■ Directions
Can you copy every one of the items below word for word, keeping each line the same as it appears?

■ Records from a data collection
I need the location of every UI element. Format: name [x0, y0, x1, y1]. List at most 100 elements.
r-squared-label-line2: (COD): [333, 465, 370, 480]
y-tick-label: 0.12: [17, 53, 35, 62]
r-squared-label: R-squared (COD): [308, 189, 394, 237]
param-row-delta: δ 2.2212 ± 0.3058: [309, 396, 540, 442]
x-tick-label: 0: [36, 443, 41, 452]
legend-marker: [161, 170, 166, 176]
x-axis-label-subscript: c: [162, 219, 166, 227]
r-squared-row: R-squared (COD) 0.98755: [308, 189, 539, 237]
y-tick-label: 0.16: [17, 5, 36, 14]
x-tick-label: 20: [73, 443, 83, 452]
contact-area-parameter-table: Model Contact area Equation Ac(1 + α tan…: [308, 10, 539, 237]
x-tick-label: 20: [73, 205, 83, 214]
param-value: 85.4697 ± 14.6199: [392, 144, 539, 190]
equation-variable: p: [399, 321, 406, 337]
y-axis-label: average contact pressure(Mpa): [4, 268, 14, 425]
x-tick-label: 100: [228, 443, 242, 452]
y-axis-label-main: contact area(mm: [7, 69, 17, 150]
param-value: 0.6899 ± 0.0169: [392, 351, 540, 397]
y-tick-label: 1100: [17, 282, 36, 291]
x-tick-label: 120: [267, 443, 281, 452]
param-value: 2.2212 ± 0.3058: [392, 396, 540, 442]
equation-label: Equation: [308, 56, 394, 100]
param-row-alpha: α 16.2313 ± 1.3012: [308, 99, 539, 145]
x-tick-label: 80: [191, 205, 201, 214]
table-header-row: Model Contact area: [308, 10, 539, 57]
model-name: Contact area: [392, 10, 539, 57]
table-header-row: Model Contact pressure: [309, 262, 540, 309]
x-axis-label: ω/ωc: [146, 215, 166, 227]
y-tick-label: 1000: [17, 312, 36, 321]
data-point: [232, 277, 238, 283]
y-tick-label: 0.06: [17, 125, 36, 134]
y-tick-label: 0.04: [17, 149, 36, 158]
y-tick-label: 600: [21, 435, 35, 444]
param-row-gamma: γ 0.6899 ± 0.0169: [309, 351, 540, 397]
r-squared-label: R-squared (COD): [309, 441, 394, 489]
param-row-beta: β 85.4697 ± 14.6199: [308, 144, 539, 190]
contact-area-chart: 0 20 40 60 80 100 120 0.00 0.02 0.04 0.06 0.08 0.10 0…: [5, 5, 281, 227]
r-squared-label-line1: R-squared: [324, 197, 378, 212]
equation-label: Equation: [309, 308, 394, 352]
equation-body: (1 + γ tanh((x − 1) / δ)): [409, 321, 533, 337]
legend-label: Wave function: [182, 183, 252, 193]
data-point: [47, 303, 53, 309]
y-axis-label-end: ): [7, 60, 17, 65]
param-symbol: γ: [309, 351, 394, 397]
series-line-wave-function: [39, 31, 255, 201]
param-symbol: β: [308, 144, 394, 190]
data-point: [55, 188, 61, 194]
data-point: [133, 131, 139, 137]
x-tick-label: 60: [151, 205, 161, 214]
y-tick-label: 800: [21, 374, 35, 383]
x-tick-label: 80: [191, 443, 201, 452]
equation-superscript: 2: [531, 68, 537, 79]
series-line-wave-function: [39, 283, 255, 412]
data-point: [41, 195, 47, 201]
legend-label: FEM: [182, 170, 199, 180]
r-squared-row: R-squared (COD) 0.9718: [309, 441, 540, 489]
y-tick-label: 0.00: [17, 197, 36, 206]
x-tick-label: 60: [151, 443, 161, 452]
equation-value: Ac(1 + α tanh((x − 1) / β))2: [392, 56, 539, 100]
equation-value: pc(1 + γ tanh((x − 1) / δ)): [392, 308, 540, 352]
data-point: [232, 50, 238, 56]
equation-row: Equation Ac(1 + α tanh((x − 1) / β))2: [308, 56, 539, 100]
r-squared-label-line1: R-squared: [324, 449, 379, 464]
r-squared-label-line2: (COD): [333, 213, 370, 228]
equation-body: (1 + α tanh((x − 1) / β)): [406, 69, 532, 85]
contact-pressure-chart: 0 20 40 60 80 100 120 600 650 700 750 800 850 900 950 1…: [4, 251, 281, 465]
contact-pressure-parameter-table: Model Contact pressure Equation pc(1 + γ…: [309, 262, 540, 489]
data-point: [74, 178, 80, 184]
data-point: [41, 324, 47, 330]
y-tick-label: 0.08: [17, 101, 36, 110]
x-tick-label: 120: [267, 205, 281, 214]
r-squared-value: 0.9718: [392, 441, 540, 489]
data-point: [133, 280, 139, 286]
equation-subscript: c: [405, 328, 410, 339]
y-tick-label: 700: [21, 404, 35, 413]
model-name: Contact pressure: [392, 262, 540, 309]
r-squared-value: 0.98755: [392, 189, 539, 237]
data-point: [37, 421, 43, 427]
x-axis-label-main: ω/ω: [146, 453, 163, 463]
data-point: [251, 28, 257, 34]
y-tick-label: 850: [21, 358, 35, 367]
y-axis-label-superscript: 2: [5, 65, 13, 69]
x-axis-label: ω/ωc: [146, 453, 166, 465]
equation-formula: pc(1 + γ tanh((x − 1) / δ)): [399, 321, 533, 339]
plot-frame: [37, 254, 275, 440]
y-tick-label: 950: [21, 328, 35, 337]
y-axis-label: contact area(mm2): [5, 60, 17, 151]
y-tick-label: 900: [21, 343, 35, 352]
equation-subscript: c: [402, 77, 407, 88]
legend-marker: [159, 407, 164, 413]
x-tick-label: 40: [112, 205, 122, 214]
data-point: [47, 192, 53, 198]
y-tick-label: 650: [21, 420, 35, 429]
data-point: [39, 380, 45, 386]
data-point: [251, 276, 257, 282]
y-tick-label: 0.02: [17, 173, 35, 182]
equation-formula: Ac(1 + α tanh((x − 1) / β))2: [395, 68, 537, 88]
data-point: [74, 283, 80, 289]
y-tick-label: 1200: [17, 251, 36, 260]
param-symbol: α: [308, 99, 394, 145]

■ Full answer
I need the location of every UI element. Format: name [x0, y0, x1, y1]. List at most 100 elements.
r-squared-label-line2: (COD): [333, 465, 370, 480]
y-tick-label: 0.12: [17, 53, 35, 62]
r-squared-label: R-squared (COD): [308, 189, 394, 237]
param-row-delta: δ 2.2212 ± 0.3058: [309, 396, 540, 442]
x-tick-label: 0: [36, 443, 41, 452]
legend-marker: [161, 170, 166, 176]
x-axis-label-subscript: c: [162, 219, 166, 227]
r-squared-row: R-squared (COD) 0.98755: [308, 189, 539, 237]
y-tick-label: 0.16: [17, 5, 36, 14]
x-tick-label: 20: [73, 443, 83, 452]
contact-area-parameter-table: Model Contact area Equation Ac(1 + α tan…: [308, 10, 539, 237]
x-tick-label: 20: [73, 205, 83, 214]
param-value: 85.4697 ± 14.6199: [392, 144, 539, 190]
equation-variable: p: [399, 321, 406, 337]
y-axis-label: average contact pressure(Mpa): [4, 268, 14, 425]
x-tick-label: 100: [228, 443, 242, 452]
y-axis-label-main: contact area(mm: [7, 69, 17, 150]
param-value: 0.6899 ± 0.0169: [392, 351, 540, 397]
y-tick-label: 1100: [17, 282, 36, 291]
x-tick-label: 120: [267, 443, 281, 452]
param-value: 2.2212 ± 0.3058: [392, 396, 540, 442]
equation-label: Equation: [308, 56, 394, 100]
param-row-alpha: α 16.2313 ± 1.3012: [308, 99, 539, 145]
x-tick-label: 80: [191, 205, 201, 214]
table-header-row: Model Contact area: [308, 10, 539, 57]
model-name: Contact area: [392, 10, 539, 57]
table-header-row: Model Contact pressure: [309, 262, 540, 309]
x-axis-label: ω/ωc: [146, 215, 166, 227]
y-tick-label: 1000: [17, 312, 36, 321]
data-point: [232, 277, 238, 283]
y-tick-label: 0.06: [17, 125, 36, 134]
y-tick-label: 0.04: [17, 149, 36, 158]
y-tick-label: 600: [21, 435, 35, 444]
param-row-gamma: γ 0.6899 ± 0.0169: [309, 351, 540, 397]
r-squared-label: R-squared (COD): [309, 441, 394, 489]
param-row-beta: β 85.4697 ± 14.6199: [308, 144, 539, 190]
contact-area-chart: 0 20 40 60 80 100 120 0.00 0.02 0.04 0.06 0.08 0.10 0…: [5, 5, 281, 227]
r-squared-label-line1: R-squared: [324, 197, 378, 212]
equation-label: Equation: [309, 308, 394, 352]
equation-body: (1 + γ tanh((x − 1) / δ)): [409, 321, 533, 337]
legend-label: Wave function: [182, 183, 252, 193]
data-point: [47, 303, 53, 309]
y-axis-label-end: ): [7, 60, 17, 65]
param-symbol: γ: [309, 351, 394, 397]
series-line-wave-function: [39, 31, 255, 201]
param-symbol: β: [308, 144, 394, 190]
data-point: [55, 188, 61, 194]
data-point: [133, 131, 139, 137]
x-tick-label: 60: [151, 205, 161, 214]
y-tick-label: 800: [21, 374, 35, 383]
x-tick-label: 80: [191, 443, 201, 452]
equation-superscript: 2: [531, 68, 537, 79]
series-line-wave-function: [39, 283, 255, 412]
data-point: [41, 195, 47, 201]
legend-label: FEM: [182, 170, 199, 180]
r-squared-row: R-squared (COD) 0.9718: [309, 441, 540, 489]
y-tick-label: 0.00: [17, 197, 36, 206]
x-tick-label: 60: [151, 443, 161, 452]
equation-value: Ac(1 + α tanh((x − 1) / β))2: [392, 56, 539, 100]
equation-value: pc(1 + γ tanh((x − 1) / δ)): [392, 308, 540, 352]
data-point: [232, 50, 238, 56]
equation-row: Equation Ac(1 + α tanh((x − 1) / β))2: [308, 56, 539, 100]
r-squared-label-line1: R-squared: [324, 449, 379, 464]
r-squared-label-line2: (COD): [333, 213, 370, 228]
equation-body: (1 + α tanh((x − 1) / β)): [406, 69, 532, 85]
contact-pressure-chart: 0 20 40 60 80 100 120 600 650 700 750 800 850 900 950 1…: [4, 251, 281, 465]
contact-pressure-parameter-table: Model Contact pressure Equation pc(1 + γ…: [309, 262, 540, 489]
data-point: [74, 178, 80, 184]
data-point: [41, 324, 47, 330]
y-tick-label: 0.08: [17, 101, 36, 110]
x-tick-label: 120: [267, 205, 281, 214]
r-squared-value: 0.9718: [392, 441, 540, 489]
data-point: [133, 280, 139, 286]
equation-subscript: c: [405, 328, 410, 339]
y-tick-label: 700: [21, 404, 35, 413]
model-name: Contact pressure: [392, 262, 540, 309]
r-squared-value: 0.98755: [392, 189, 539, 237]
data-point: [37, 421, 43, 427]
x-axis-label-main: ω/ω: [146, 453, 163, 463]
data-point: [251, 28, 257, 34]
y-tick-label: 850: [21, 358, 35, 367]
y-axis-label-superscript: 2: [5, 65, 13, 69]
x-axis-label: ω/ωc: [146, 453, 166, 465]
equation-formula: pc(1 + γ tanh((x − 1) / δ)): [399, 321, 533, 339]
plot-frame: [37, 254, 275, 440]
y-tick-label: 950: [21, 328, 35, 337]
y-axis-label: contact area(mm2): [5, 60, 17, 151]
y-tick-label: 900: [21, 343, 35, 352]
equation-subscript: c: [402, 77, 407, 88]
legend-marker: [159, 407, 164, 413]
x-tick-label: 40: [112, 205, 122, 214]
data-point: [47, 192, 53, 198]
y-tick-label: 650: [21, 420, 35, 429]
data-point: [39, 380, 45, 386]
data-point: [251, 276, 257, 282]
y-tick-label: 0.02: [17, 173, 35, 182]
equation-formula: Ac(1 + α tanh((x − 1) / β))2: [395, 68, 537, 88]
data-point: [74, 283, 80, 289]
y-tick-label: 1200: [17, 251, 36, 260]
param-symbol: α: [308, 99, 394, 145]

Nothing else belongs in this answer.